- EXERCISE:
Return the full material exactly.

- EXTRACTED DATA:

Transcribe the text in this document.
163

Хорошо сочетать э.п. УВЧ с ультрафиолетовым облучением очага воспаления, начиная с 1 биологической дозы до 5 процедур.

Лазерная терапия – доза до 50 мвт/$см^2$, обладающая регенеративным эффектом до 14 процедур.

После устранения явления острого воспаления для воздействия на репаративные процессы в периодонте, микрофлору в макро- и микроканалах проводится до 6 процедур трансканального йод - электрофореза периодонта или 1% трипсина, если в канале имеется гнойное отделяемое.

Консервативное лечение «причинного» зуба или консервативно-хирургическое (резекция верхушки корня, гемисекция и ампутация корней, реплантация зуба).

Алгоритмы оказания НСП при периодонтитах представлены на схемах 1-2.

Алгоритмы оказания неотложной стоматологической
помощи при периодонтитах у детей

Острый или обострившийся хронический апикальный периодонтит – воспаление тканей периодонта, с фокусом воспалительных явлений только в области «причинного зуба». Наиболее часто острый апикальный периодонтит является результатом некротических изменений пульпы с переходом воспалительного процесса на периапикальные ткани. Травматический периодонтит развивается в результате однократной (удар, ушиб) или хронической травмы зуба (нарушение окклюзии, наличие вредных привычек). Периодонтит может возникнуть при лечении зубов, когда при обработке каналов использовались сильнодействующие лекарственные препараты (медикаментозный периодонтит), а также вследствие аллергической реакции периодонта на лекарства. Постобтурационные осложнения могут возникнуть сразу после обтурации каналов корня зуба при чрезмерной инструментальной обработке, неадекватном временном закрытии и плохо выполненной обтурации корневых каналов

- WRITTEN ANSWER:
Transcribe the text in this document.
163

Хорошо сочетать э.п. УВЧ с ультрафиолетовым облучением очага воспаления, начиная с 1 биологической дозы до 5 процедур.

Лазерная терапия – доза до 50 мвт/$см^2$, обладающая регенеративным эффектом до 14 процедур.

После устранения явления острого воспаления для воздействия на репаративные процессы в периодонте, микрофлору в макро- и микроканалах проводится до 6 процедур трансканального йод - электрофореза периодонта или 1% трипсина, если в канале имеется гнойное отделяемое.

Консервативное лечение «причинного» зуба или консервативно-хирургическое (резекция верхушки корня, гемисекция и ампутация корней, реплантация зуба).

Алгоритмы оказания НСП при периодонтитах представлены на схемах 1-2.

Алгоритмы оказания неотложной стоматологической
помощи при периодонтитах у детей

Острый или обострившийся хронический апикальный периодонтит – воспаление тканей периодонта, с фокусом воспалительных явлений только в области «причинного зуба». Наиболее часто острый апикальный периодонтит является результатом некротических изменений пульпы с переходом воспалительного процесса на периапикальные ткани. Травматический периодонтит развивается в результате однократной (удар, ушиб) или хронической травмы зуба (нарушение окклюзии, наличие вредных привычек). Периодонтит может возникнуть при лечении зубов, когда при обработке каналов использовались сильнодействующие лекарственные препараты (медикаментозный периодонтит), а также вследствие аллергической реакции периодонта на лекарства. Постобтурационные осложнения могут возникнуть сразу после обтурации каналов корня зуба при чрезмерной инструментальной обработке, неадекватном временном закрытии и плохо выполненной обтурации корневых каналов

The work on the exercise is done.